## Dataset
---

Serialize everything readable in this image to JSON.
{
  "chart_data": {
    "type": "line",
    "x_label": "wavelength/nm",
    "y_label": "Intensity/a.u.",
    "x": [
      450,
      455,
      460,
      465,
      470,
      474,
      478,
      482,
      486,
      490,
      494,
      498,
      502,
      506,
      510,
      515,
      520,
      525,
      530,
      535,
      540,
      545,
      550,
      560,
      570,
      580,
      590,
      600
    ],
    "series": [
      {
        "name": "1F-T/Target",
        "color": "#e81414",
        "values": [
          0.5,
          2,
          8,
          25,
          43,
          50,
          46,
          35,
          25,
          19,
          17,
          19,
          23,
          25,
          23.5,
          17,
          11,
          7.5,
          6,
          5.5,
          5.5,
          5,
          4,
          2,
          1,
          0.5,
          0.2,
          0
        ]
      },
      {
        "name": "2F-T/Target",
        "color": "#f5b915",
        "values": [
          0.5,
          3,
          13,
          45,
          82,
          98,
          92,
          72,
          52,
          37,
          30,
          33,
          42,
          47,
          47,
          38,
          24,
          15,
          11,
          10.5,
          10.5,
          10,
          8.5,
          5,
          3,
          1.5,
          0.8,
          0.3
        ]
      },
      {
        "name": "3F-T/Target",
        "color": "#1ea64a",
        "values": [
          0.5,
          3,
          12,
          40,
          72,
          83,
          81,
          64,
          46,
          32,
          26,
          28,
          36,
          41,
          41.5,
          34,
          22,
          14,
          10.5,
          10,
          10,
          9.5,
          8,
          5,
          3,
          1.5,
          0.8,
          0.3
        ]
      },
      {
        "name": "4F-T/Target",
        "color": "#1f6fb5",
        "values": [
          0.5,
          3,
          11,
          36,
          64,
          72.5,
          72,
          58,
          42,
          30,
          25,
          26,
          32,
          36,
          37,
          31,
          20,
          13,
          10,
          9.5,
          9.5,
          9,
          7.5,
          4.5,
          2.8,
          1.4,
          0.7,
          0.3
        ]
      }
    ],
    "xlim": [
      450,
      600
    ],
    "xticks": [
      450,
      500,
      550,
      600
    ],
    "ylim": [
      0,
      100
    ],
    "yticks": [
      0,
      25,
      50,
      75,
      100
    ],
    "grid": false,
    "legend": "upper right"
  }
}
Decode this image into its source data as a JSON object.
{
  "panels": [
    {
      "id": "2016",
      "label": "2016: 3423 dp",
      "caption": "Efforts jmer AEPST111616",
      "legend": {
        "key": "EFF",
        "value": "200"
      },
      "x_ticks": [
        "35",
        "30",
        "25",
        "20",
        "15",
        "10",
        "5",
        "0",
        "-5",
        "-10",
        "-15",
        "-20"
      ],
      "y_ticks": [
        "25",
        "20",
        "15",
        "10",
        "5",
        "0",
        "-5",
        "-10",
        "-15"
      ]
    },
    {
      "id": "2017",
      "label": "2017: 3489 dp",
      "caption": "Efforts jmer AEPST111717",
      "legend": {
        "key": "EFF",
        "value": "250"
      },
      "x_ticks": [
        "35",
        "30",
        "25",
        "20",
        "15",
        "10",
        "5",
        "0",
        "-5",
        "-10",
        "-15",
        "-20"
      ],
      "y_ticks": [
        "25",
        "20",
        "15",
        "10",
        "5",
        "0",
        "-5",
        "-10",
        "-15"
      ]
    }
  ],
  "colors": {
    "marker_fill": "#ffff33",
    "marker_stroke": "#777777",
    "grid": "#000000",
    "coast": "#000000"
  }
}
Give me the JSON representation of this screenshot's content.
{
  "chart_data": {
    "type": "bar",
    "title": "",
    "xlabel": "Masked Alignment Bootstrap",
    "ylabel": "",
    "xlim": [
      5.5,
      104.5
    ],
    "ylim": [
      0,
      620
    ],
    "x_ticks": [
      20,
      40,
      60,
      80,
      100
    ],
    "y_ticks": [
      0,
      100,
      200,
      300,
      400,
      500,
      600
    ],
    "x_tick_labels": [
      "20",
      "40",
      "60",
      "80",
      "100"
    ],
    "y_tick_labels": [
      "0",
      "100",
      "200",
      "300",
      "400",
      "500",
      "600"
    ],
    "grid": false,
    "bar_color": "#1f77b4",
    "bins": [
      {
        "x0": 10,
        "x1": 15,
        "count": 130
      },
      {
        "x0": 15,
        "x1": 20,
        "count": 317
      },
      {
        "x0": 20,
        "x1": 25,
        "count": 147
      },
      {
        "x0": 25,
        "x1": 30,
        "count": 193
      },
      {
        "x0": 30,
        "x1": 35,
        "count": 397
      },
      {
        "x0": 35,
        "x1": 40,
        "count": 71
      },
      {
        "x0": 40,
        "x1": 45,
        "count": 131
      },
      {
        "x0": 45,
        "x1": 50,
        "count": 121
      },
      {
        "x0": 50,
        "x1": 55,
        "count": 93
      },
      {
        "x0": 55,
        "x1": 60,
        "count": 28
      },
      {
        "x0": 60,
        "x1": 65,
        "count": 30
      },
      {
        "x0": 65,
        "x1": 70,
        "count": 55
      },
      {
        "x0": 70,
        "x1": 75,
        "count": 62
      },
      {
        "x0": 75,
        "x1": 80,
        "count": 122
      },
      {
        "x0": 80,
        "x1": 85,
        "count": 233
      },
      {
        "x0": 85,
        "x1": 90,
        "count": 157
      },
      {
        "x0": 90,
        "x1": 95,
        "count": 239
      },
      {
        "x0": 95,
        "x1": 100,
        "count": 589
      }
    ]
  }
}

---

## What the task requires
Pick out each line containing "this" and report it.

## Answer below
Serialize everything readable in this image to JSON.
Decode this image into its source data as a JSON object.
Give me the JSON representation of this screenshot's content.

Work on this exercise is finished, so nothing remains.